[Saved data entries]
################

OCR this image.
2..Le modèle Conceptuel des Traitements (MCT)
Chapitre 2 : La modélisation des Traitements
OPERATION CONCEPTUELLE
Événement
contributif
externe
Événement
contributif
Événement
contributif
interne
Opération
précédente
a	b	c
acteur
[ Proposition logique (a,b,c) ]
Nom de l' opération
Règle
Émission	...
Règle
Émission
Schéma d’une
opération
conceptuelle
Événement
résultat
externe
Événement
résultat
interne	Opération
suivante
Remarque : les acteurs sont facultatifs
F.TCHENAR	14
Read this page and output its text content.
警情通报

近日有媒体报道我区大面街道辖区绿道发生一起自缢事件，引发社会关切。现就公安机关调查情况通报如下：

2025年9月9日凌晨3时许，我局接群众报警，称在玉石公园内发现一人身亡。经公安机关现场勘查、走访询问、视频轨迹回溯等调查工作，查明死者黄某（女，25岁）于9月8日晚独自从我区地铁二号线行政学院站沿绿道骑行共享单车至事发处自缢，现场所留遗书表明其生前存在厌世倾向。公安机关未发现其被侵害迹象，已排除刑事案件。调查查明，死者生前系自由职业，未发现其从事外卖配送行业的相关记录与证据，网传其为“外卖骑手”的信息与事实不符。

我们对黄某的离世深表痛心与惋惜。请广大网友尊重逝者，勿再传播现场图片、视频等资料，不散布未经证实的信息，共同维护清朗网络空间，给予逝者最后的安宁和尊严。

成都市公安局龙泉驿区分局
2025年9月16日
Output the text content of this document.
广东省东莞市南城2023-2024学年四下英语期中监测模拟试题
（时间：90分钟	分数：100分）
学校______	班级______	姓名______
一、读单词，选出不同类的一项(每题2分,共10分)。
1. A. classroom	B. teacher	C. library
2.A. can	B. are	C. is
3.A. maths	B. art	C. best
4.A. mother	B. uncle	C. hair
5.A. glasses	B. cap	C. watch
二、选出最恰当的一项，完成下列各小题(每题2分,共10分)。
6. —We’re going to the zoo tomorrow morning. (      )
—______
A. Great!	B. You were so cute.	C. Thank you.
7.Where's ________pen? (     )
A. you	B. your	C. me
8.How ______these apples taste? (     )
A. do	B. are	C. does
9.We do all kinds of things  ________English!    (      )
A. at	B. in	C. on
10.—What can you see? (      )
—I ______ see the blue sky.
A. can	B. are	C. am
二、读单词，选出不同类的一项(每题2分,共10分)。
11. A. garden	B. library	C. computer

################

STATED GOAL →
Return, word for word, every line from the line with "Read this page and output its text content." to the final line of the data.

SOLUTION FOR THIS PROBLEM →
Read this page and output its text content.
警情通报

近日有媒体报道我区大面街道辖区绿道发生一起自缢事件，引发社会关切。现就公安机关调查情况通报如下：

2025年9月9日凌晨3时许，我局接群众报警，称在玉石公园内发现一人身亡。经公安机关现场勘查、走访询问、视频轨迹回溯等调查工作，查明死者黄某（女，25岁）于9月8日晚独自从我区地铁二号线行政学院站沿绿道骑行共享单车至事发处自缢，现场所留遗书表明其生前存在厌世倾向。公安机关未发现其被侵害迹象，已排除刑事案件。调查查明，死者生前系自由职业，未发现其从事外卖配送行业的相关记录与证据，网传其为“外卖骑手”的信息与事实不符。

我们对黄某的离世深表痛心与惋惜。请广大网友尊重逝者，勿再传播现场图片、视频等资料，不散布未经证实的信息，共同维护清朗网络空间，给予逝者最后的安宁和尊严。

成都市公安局龙泉驿区分局
2025年9月16日
Output the text content of this document.
广东省东莞市南城2023-2024学年四下英语期中监测模拟试题
（时间：90分钟	分数：100分）
学校______	班级______	姓名______
一、读单词，选出不同类的一项(每题2分,共10分)。
1. A. classroom	B. teacher	C. library
2.A. can	B. are	C. is
3.A. maths	B. art	C. best
4.A. mother	B. uncle	C. hair
5.A. glasses	B. cap	C. watch
二、选出最恰当的一项，完成下列各小题(每题2分,共10分)。
6. —We’re going to the zoo tomorrow morning. (      )
—______
A. Great!	B. You were so cute.	C. Thank you.
7.Where's ________pen? (     )
A. you	B. your	C. me
8.How ______these apples taste? (     )
A. do	B. are	C. does
9.We do all kinds of things  ________English!    (      )
A. at	B. in	C. on
10.—What can you see? (      )
—I ______ see the blue sky.
A. can	B. are	C. am
二、读单词，选出不同类的一项(每题2分,共10分)。
11. A. garden	B. library	C. computer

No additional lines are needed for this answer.